%%
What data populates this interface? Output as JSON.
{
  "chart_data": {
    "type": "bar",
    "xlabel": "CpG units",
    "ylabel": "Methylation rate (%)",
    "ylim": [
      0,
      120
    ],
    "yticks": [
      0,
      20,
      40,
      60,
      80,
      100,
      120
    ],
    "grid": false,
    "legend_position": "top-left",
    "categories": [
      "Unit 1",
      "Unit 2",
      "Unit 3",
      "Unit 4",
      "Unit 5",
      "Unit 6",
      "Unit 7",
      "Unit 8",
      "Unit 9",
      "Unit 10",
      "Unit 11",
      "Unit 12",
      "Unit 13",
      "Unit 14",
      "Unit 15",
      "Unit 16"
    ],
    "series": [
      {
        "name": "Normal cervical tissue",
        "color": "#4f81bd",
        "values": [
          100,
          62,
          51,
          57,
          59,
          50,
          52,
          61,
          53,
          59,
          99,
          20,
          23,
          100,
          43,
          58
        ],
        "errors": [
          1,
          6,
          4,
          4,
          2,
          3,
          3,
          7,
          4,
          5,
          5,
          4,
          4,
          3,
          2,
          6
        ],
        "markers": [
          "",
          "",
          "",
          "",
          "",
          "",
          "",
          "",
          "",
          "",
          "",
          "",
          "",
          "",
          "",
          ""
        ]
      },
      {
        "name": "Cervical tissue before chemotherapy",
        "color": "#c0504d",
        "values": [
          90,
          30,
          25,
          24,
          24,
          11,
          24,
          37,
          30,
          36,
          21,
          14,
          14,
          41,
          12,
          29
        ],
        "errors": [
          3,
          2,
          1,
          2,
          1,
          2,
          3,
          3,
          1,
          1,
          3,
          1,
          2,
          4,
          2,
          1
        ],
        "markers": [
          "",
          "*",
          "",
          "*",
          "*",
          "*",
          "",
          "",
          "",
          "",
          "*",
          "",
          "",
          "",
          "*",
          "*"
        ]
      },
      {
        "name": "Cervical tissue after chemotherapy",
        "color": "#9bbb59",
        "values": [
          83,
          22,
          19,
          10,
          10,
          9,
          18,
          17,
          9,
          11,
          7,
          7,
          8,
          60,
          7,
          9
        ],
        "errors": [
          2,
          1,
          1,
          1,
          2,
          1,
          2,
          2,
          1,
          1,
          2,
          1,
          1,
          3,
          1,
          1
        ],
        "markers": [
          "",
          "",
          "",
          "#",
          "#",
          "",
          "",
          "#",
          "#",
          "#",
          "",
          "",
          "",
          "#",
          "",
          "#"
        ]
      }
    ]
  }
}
%%
**What is asked**. Search the preceding listing for "tissue" and extract every line where it is found.

**Exercise output**.
        "name": "Normal cervical tissue",
        "name": "Cervical tissue before chemotherapy",
        "name": "Cervical tissue after chemotherapy",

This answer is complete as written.